• [Input rows]
☆ ☆ ☆ ☆ ☆ ☆ ☆

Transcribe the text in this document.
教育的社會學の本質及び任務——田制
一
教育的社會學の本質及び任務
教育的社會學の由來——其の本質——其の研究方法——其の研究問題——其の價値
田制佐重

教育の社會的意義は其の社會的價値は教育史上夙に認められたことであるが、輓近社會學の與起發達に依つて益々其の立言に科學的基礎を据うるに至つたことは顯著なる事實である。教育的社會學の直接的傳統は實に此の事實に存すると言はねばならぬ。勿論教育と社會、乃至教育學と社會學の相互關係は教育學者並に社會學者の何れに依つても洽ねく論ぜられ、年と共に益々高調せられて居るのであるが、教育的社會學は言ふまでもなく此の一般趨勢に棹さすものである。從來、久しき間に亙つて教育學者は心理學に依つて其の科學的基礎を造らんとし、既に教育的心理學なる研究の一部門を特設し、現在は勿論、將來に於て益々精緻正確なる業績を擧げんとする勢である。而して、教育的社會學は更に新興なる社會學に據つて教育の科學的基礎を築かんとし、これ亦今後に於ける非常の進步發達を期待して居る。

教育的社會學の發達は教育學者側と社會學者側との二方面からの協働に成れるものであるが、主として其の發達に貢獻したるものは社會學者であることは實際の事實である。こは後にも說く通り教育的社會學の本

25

☆ ☆ ☆ ☆ ☆ ☆ ☆

• [Job] Produce a verbatim transcription of the entries above.

• [Task output]
Transcribe the text in this document.
教育的社會學の本質及び任務——田制
一
教育的社會學の本質及び任務
教育的社會學の由來——其の本質——其の研究方法——其の研究問題——其の價値
田制佐重

教育の社會的意義は其の社會的價値は教育史上夙に認められたことであるが、輓近社會學の與起發達に依つて益々其の立言に科學的基礎を据うるに至つたことは顯著なる事實である。教育的社會學の直接的傳統は實に此の事實に存すると言はねばならぬ。勿論教育と社會、乃至教育學と社會學の相互關係は教育學者並に社會學者の何れに依つても洽ねく論ぜられ、年と共に益々高調せられて居るのであるが、教育的社會學は言ふまでもなく此の一般趨勢に棹さすものである。從來、久しき間に亙つて教育學者は心理學に依つて其の科學的基礎を造らんとし、既に教育的心理學なる研究の一部門を特設し、現在は勿論、將來に於て益々精緻正確なる業績を擧げんとする勢である。而して、教育的社會學は更に新興なる社會學に據つて教育の科學的基礎を築かんとし、これ亦今後に於ける非常の進步發達を期待して居る。

教育的社會學の發達は教育學者側と社會學者側との二方面からの協働に成れるものであるが、主として其の發達に貢獻したるものは社會學者であることは實際の事實である。こは後にも說く通り教育的社會學の本

25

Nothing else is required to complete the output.